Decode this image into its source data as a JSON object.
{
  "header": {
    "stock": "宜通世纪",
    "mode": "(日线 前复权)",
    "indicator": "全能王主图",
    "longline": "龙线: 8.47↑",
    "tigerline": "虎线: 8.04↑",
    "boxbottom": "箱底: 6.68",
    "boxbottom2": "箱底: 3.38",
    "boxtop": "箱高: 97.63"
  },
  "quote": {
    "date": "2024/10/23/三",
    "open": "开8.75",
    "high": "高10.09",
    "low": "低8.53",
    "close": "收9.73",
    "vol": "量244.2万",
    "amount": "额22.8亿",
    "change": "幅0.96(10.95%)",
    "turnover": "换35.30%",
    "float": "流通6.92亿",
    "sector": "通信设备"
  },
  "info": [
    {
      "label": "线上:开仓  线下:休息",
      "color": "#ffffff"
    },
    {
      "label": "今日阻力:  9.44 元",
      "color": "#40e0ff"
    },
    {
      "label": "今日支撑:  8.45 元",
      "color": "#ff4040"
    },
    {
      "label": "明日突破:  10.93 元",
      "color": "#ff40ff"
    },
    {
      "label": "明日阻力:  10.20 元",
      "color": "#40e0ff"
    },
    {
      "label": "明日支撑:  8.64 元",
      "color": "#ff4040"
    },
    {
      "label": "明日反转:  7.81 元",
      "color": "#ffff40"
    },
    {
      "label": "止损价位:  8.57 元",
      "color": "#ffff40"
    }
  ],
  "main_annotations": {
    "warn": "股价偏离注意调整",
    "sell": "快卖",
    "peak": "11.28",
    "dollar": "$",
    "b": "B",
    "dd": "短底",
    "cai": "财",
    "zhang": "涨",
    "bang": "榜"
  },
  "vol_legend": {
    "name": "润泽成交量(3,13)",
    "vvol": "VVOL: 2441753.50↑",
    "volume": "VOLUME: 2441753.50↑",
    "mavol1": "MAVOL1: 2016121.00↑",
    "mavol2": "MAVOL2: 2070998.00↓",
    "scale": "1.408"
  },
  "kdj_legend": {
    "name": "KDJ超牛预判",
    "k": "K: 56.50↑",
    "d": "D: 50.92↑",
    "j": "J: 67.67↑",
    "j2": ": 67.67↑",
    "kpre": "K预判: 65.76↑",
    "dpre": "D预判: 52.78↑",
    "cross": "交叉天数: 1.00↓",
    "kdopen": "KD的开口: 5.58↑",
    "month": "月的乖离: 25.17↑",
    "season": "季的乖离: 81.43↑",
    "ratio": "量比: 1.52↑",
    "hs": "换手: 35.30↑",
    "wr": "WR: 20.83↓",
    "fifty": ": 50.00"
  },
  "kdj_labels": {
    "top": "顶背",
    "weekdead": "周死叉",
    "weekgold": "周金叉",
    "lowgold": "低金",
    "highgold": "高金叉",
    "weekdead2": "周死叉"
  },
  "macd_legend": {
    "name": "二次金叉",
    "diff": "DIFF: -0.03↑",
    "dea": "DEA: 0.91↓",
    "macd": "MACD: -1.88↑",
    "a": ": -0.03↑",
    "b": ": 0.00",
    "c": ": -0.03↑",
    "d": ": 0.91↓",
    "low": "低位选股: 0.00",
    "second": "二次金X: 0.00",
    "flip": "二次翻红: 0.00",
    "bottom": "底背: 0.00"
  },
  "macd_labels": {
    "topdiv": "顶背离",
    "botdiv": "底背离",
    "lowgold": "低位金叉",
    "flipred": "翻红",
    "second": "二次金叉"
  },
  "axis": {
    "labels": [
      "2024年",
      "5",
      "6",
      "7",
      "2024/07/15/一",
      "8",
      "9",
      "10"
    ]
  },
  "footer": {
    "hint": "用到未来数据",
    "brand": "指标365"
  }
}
+ + + + + + +
Your instructions → Copy the material above verbatim.

Solution to this exercise →
Decode this image into its source data as a JSON object.
{
  "header": {
    "stock": "宜通世纪",
    "mode": "(日线 前复权)",
    "indicator": "全能王主图",
    "longline": "龙线: 8.47↑",
    "tigerline": "虎线: 8.04↑",
    "boxbottom": "箱底: 6.68",
    "boxbottom2": "箱底: 3.38",
    "boxtop": "箱高: 97.63"
  },
  "quote": {
    "date": "2024/10/23/三",
    "open": "开8.75",
    "high": "高10.09",
    "low": "低8.53",
    "close": "收9.73",
    "vol": "量244.2万",
    "amount": "额22.8亿",
    "change": "幅0.96(10.95%)",
    "turnover": "换35.30%",
    "float": "流通6.92亿",
    "sector": "通信设备"
  },
  "info": [
    {
      "label": "线上:开仓  线下:休息",
      "color": "#ffffff"
    },
    {
      "label": "今日阻力:  9.44 元",
      "color": "#40e0ff"
    },
    {
      "label": "今日支撑:  8.45 元",
      "color": "#ff4040"
    },
    {
      "label": "明日突破:  10.93 元",
      "color": "#ff40ff"
    },
    {
      "label": "明日阻力:  10.20 元",
      "color": "#40e0ff"
    },
    {
      "label": "明日支撑:  8.64 元",
      "color": "#ff4040"
    },
    {
      "label": "明日反转:  7.81 元",
      "color": "#ffff40"
    },
    {
      "label": "止损价位:  8.57 元",
      "color": "#ffff40"
    }
  ],
  "main_annotations": {
    "warn": "股价偏离注意调整",
    "sell": "快卖",
    "peak": "11.28",
    "dollar": "$",
    "b": "B",
    "dd": "短底",
    "cai": "财",
    "zhang": "涨",
    "bang": "榜"
  },
  "vol_legend": {
    "name": "润泽成交量(3,13)",
    "vvol": "VVOL: 2441753.50↑",
    "volume": "VOLUME: 2441753.50↑",
    "mavol1": "MAVOL1: 2016121.00↑",
    "mavol2": "MAVOL2: 2070998.00↓",
    "scale": "1.408"
  },
  "kdj_legend": {
    "name": "KDJ超牛预判",
    "k": "K: 56.50↑",
    "d": "D: 50.92↑",
    "j": "J: 67.67↑",
    "j2": ": 67.67↑",
    "kpre": "K预判: 65.76↑",
    "dpre": "D预判: 52.78↑",
    "cross": "交叉天数: 1.00↓",
    "kdopen": "KD的开口: 5.58↑",
    "month": "月的乖离: 25.17↑",
    "season": "季的乖离: 81.43↑",
    "ratio": "量比: 1.52↑",
    "hs": "换手: 35.30↑",
    "wr": "WR: 20.83↓",
    "fifty": ": 50.00"
  },
  "kdj_labels": {
    "top": "顶背",
    "weekdead": "周死叉",
    "weekgold": "周金叉",
    "lowgold": "低金",
    "highgold": "高金叉",
    "weekdead2": "周死叉"
  },
  "macd_legend": {
    "name": "二次金叉",
    "diff": "DIFF: -0.03↑",
    "dea": "DEA: 0.91↓",
    "macd": "MACD: -1.88↑",
    "a": ": -0.03↑",
    "b": ": 0.00",
    "c": ": -0.03↑",
    "d": ": 0.91↓",
    "low": "低位选股: 0.00",
    "second": "二次金X: 0.00",
    "flip": "二次翻红: 0.00",
    "bottom": "底背: 0.00"
  },
  "macd_labels": {
    "topdiv": "顶背离",
    "botdiv": "底背离",
    "lowgold": "低位金叉",
    "flipred": "翻红",
    "second": "二次金叉"
  },
  "axis": {
    "labels": [
      "2024年",
      "5",
      "6",
      "7",
      "2024/07/15/一",
      "8",
      "9",
      "10"
    ]
  },
  "footer": {
    "hint": "用到未来数据",
    "brand": "指标365"
  }
}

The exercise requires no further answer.